-- RECORDS SUPPLIED start --

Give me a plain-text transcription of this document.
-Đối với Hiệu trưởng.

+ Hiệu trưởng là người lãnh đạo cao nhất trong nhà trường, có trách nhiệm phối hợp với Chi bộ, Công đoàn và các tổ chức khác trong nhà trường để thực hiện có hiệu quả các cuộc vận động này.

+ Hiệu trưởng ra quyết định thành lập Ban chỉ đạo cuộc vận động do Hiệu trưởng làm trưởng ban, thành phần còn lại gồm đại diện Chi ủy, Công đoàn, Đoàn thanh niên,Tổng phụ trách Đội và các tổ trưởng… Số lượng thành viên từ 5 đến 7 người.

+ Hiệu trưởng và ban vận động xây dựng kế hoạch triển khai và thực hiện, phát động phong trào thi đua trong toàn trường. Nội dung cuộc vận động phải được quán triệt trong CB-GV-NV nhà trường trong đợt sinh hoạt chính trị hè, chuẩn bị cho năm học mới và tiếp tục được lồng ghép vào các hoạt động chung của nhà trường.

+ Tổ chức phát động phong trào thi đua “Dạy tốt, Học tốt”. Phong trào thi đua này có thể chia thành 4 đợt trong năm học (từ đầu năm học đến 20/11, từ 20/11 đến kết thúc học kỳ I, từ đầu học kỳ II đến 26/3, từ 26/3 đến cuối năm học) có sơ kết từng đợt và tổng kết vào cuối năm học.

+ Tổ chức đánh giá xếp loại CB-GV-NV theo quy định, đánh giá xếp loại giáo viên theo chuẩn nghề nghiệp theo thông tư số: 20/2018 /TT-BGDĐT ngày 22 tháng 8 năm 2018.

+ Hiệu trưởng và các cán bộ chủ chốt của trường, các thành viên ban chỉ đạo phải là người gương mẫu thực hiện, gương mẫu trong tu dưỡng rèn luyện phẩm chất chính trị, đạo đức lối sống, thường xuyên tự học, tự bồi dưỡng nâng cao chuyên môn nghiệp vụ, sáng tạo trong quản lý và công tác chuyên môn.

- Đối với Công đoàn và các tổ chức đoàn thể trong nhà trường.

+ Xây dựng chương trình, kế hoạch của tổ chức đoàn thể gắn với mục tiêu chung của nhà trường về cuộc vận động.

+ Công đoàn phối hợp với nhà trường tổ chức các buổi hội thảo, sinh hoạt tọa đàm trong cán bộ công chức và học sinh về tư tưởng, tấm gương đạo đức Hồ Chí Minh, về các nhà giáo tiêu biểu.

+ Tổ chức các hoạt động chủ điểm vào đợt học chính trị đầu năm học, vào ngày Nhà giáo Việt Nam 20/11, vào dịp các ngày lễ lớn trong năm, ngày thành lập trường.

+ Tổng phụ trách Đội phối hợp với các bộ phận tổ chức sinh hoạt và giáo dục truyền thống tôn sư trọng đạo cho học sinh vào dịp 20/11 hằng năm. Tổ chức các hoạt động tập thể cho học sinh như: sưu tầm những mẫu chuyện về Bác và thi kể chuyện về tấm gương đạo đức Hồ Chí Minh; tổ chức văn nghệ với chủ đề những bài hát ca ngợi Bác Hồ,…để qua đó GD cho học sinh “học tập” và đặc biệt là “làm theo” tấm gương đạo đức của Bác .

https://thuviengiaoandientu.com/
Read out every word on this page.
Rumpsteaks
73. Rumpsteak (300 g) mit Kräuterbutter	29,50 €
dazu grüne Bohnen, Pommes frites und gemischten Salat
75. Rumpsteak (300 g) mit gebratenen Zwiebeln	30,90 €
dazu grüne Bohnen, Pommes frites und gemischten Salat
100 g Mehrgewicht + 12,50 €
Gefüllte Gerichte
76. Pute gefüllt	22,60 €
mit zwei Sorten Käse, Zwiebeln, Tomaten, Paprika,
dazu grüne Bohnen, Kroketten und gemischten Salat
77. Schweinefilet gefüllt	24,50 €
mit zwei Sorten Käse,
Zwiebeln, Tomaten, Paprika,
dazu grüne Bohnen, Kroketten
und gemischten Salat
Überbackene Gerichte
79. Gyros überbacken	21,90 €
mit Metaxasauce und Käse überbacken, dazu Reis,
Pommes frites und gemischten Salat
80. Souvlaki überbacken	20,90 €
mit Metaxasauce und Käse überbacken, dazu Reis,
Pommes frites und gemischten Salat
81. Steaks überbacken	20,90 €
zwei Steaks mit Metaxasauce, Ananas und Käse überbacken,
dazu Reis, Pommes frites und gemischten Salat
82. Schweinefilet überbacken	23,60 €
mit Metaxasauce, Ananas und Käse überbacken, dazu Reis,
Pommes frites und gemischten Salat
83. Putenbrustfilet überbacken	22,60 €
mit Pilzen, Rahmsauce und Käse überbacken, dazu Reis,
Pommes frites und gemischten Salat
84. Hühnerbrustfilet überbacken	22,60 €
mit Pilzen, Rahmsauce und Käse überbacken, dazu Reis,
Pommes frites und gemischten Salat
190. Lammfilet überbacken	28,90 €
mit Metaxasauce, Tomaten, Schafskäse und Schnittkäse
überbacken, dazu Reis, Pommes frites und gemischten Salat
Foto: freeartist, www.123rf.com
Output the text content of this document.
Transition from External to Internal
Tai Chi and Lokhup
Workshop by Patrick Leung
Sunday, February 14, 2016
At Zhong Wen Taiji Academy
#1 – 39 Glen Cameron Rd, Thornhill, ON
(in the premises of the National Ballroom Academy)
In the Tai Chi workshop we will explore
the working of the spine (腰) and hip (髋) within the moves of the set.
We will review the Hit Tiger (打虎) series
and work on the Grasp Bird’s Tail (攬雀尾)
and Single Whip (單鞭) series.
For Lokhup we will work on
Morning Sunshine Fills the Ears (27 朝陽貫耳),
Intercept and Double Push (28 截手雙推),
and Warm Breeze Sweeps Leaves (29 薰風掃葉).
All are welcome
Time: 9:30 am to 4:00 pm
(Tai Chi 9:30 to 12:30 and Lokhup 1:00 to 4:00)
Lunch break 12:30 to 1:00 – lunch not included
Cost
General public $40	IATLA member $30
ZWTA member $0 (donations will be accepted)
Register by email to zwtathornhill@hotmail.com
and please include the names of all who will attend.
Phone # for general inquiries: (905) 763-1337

-- RECORDS SUPPLIED end --

■ WHAT THIS TASK INVOLVES
Look through the entries above; copy each line where the string "hoạch" appears.

■ EXERCISE RESPONSE
+ Hiệu trưởng và ban vận động xây dựng kế hoạch triển khai và thực hiện, phát động phong trào thi đua trong toàn trường. Nội dung cuộc vận động phải được quán triệt trong CB-GV-NV nhà trường trong đợt sinh hoạt chính trị hè, chuẩn bị cho năm học mới và tiếp tục được lồng ghép vào các hoạt động chung của nhà trường.
+ Xây dựng chương trình, kế hoạch của tổ chức đoàn thể gắn với mục tiêu chung của nhà trường về cuộc vận động.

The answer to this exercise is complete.